:: Extracted data

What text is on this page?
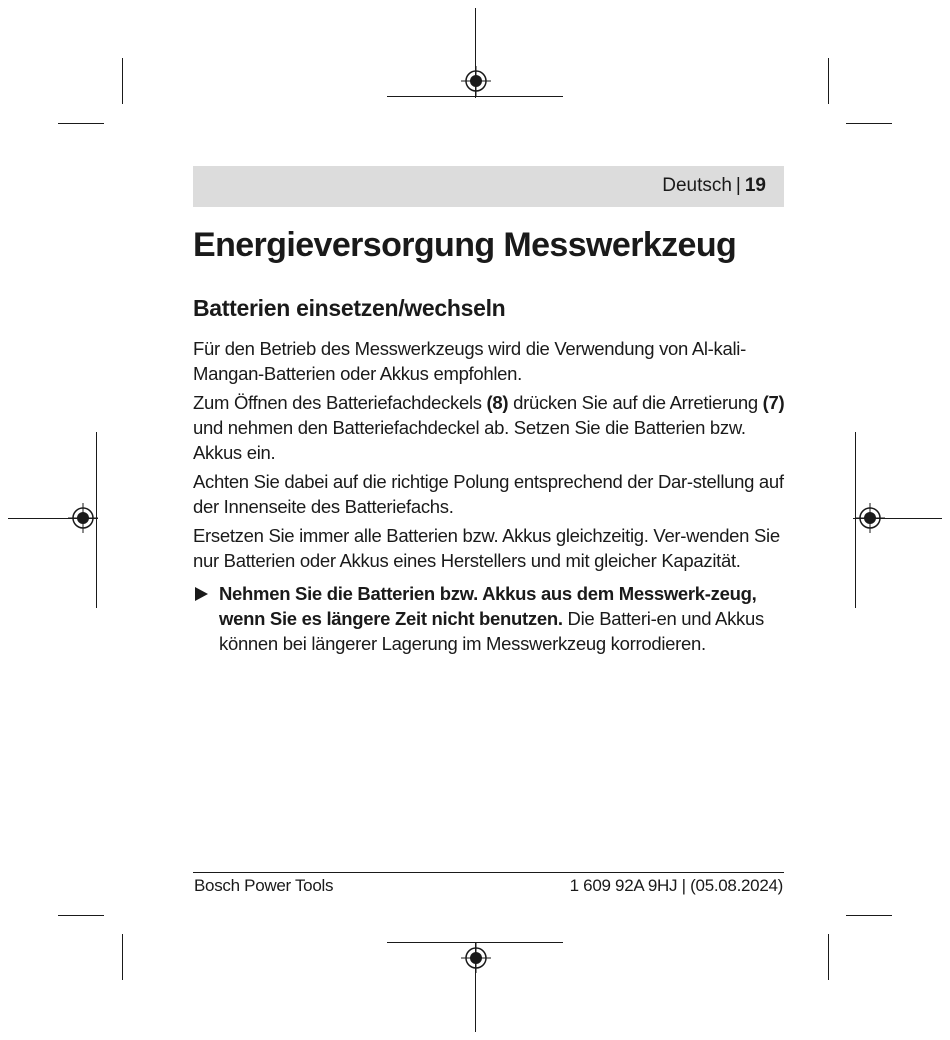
Deutsch | 19
Energieversorgung Messwerkzeug
Batterien einsetzen/wechseln

Für den Betrieb des Messwerkzeugs wird die Verwendung von Al-kali-Mangan-Batterien oder Akkus empfohlen.

Zum Öffnen des Batteriefachdeckels (8) drücken Sie auf die Arretierung (7) und nehmen den Batteriefachdeckel ab. Setzen Sie die Batterien bzw. Akkus ein.

Achten Sie dabei auf die richtige Polung entsprechend der Dar-stellung auf der Innenseite des Batteriefachs.

Ersetzen Sie immer alle Batterien bzw. Akkus gleichzeitig. Ver-wenden Sie nur Batterien oder Akkus eines Herstellers und mit gleicher Kapazität.

Nehmen Sie die Batterien bzw. Akkus aus dem Messwerk-zeug, wenn Sie es längere Zeit nicht benutzen. Die Batteri-en und Akkus können bei längerer Lagerung im Messwerkzeug korrodieren.
Bosch Power Tools	1 609 92A 9HJ | (05.08.2024)
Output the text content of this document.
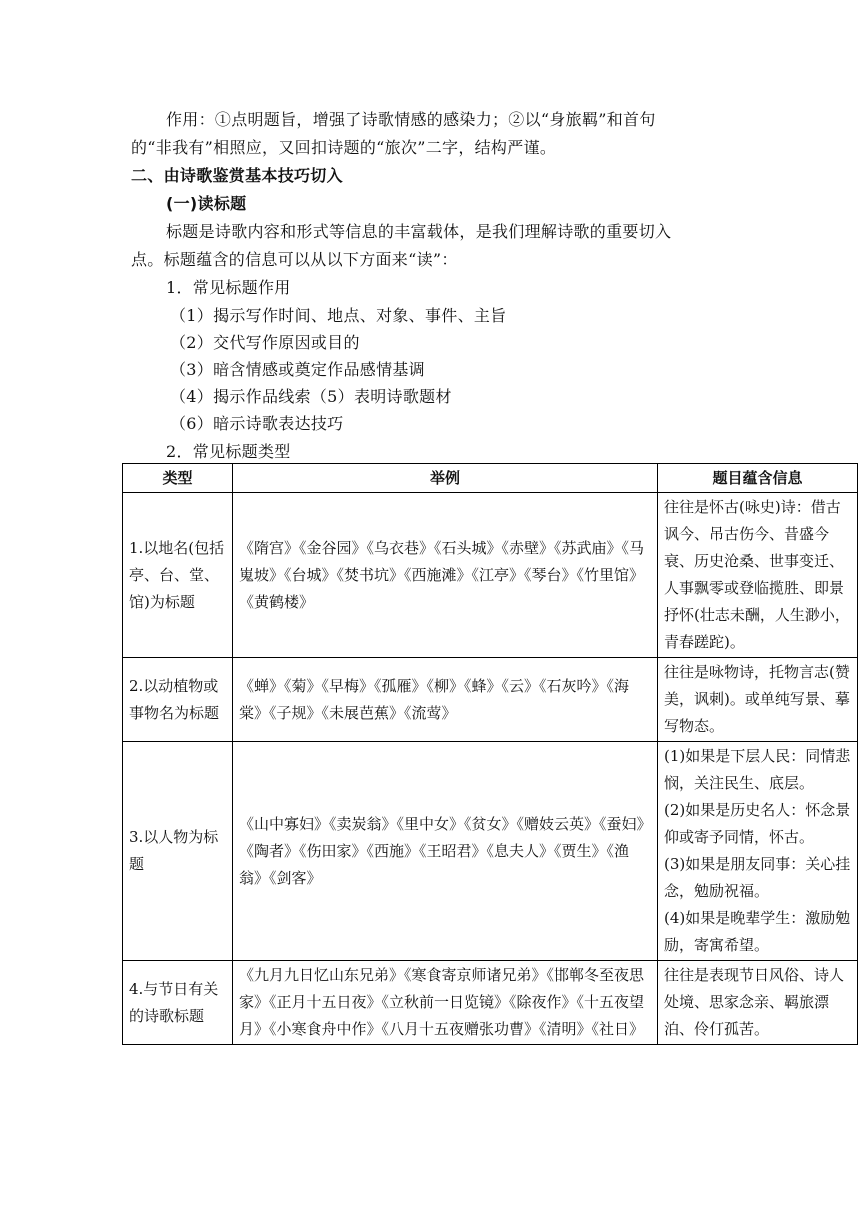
作用：①点明题旨，增强了诗歌情感的感染力；②以“身旅羁”和首句
的“非我有”相照应，又回扣诗题的“旅次”二字，结构严谨。
二、由诗歌鉴赏基本技巧切入
(一)读标题
标题是诗歌内容和形式等信息的丰富载体，是我们理解诗歌的重要切入
点。标题蕴含的信息可以从以下方面来“读”：
1．常见标题作用
（1）揭示写作时间、地点、对象、事件、主旨
（2）交代写作原因或目的
（3）暗含情感或奠定作品感情基调
（4）揭示作品线索（5）表明诗歌题材
（6）暗示诗歌表达技巧
2．常见标题类型
类型	举例	题目蕴含信息
1.以地名(包括亭、台、堂、馆)为标题	《隋宫》《金谷园》《乌衣巷》《石头城》《赤壁》《苏武庙》《马嵬坡》《台城》《焚书坑》《西施滩》《江亭》《琴台》《竹里馆》《黄鹤楼》	往往是怀古(咏史)诗：借古讽今、吊古伤今、昔盛今衰、历史沧桑、世事变迁、人事飘零或登临揽胜、即景抒怀(壮志未酬，人生渺小，青春蹉跎)。

2.以动植物或事物名为标题	《蝉》《菊》《早梅》《孤雁》《柳》《蜂》《云》《石灰吟》《海棠》《子规》《未展芭蕉》《流莺》	往往是咏物诗，托物言志(赞美，讽刺)。或单纯写景、摹写物态。

3.以人物为标题	《山中寡妇》《卖炭翁》《里中女》《贫女》《赠妓云英》《蚕妇》《陶者》《伤田家》《西施》《王昭君》《息夫人》《贾生》《渔翁》《剑客》	(1)如果是下层人民：同情悲悯，关注民生、底层。

(2)如果是历史名人：怀念景仰或寄予同情，怀古。

(3)如果是朋友同事：关心挂念，勉励祝福。

(4)如果是晚辈学生：激励勉励，寄寓希望。

4.与节日有关的诗歌标题	《九月九日忆山东兄弟》《寒食寄京师诸兄弟》《邯郸冬至夜思家》《正月十五日夜》《立秋前一日览镜》《除夜作》《十五夜望月》《小寒食舟中作》《八月十五夜赠张功曹》《清明》《社日》	往往是表现节日风俗、诗人处境、思家念亲、羁旅漂泊、伶仃孤苦。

::::

> What you need to do
Every entry must be transcribed exactly. Pictures do not belong in the copy.

> Task response
What text is on this page?
Deutsch | 19
Energieversorgung Messwerkzeug
Batterien einsetzen/wechseln

Für den Betrieb des Messwerkzeugs wird die Verwendung von Al-kali-Mangan-Batterien oder Akkus empfohlen.

Zum Öffnen des Batteriefachdeckels (8) drücken Sie auf die Arretierung (7) und nehmen den Batteriefachdeckel ab. Setzen Sie die Batterien bzw. Akkus ein.

Achten Sie dabei auf die richtige Polung entsprechend der Dar-stellung auf der Innenseite des Batteriefachs.

Ersetzen Sie immer alle Batterien bzw. Akkus gleichzeitig. Ver-wenden Sie nur Batterien oder Akkus eines Herstellers und mit gleicher Kapazität.

Nehmen Sie die Batterien bzw. Akkus aus dem Messwerk-zeug, wenn Sie es längere Zeit nicht benutzen. Die Batteri-en und Akkus können bei längerer Lagerung im Messwerkzeug korrodieren.
Bosch Power Tools	1 609 92A 9HJ | (05.08.2024)
Output the text content of this document.
作用：①点明题旨，增强了诗歌情感的感染力；②以“身旅羁”和首句
的“非我有”相照应，又回扣诗题的“旅次”二字，结构严谨。
二、由诗歌鉴赏基本技巧切入
(一)读标题
标题是诗歌内容和形式等信息的丰富载体，是我们理解诗歌的重要切入
点。标题蕴含的信息可以从以下方面来“读”：
1．常见标题作用
（1）揭示写作时间、地点、对象、事件、主旨
（2）交代写作原因或目的
（3）暗含情感或奠定作品感情基调
（4）揭示作品线索（5）表明诗歌题材
（6）暗示诗歌表达技巧
2．常见标题类型
类型	举例	题目蕴含信息
1.以地名(包括亭、台、堂、馆)为标题	《隋宫》《金谷园》《乌衣巷》《石头城》《赤壁》《苏武庙》《马嵬坡》《台城》《焚书坑》《西施滩》《江亭》《琴台》《竹里馆》《黄鹤楼》	往往是怀古(咏史)诗：借古讽今、吊古伤今、昔盛今衰、历史沧桑、世事变迁、人事飘零或登临揽胜、即景抒怀(壮志未酬，人生渺小，青春蹉跎)。

2.以动植物或事物名为标题	《蝉》《菊》《早梅》《孤雁》《柳》《蜂》《云》《石灰吟》《海棠》《子规》《未展芭蕉》《流莺》	往往是咏物诗，托物言志(赞美，讽刺)。或单纯写景、摹写物态。

3.以人物为标题	《山中寡妇》《卖炭翁》《里中女》《贫女》《赠妓云英》《蚕妇》《陶者》《伤田家》《西施》《王昭君》《息夫人》《贾生》《渔翁》《剑客》	(1)如果是下层人民：同情悲悯，关注民生、底层。

(2)如果是历史名人：怀念景仰或寄予同情，怀古。

(3)如果是朋友同事：关心挂念，勉励祝福。

(4)如果是晚辈学生：激励勉励，寄寓希望。

4.与节日有关的诗歌标题	《九月九日忆山东兄弟》《寒食寄京师诸兄弟》《邯郸冬至夜思家》《正月十五日夜》《立秋前一日览镜》《除夜作》《十五夜望月》《小寒食舟中作》《八月十五夜赠张功曹》《清明》《社日》	往往是表现节日风俗、诗人处境、思家念亲、羁旅漂泊、伶仃孤苦。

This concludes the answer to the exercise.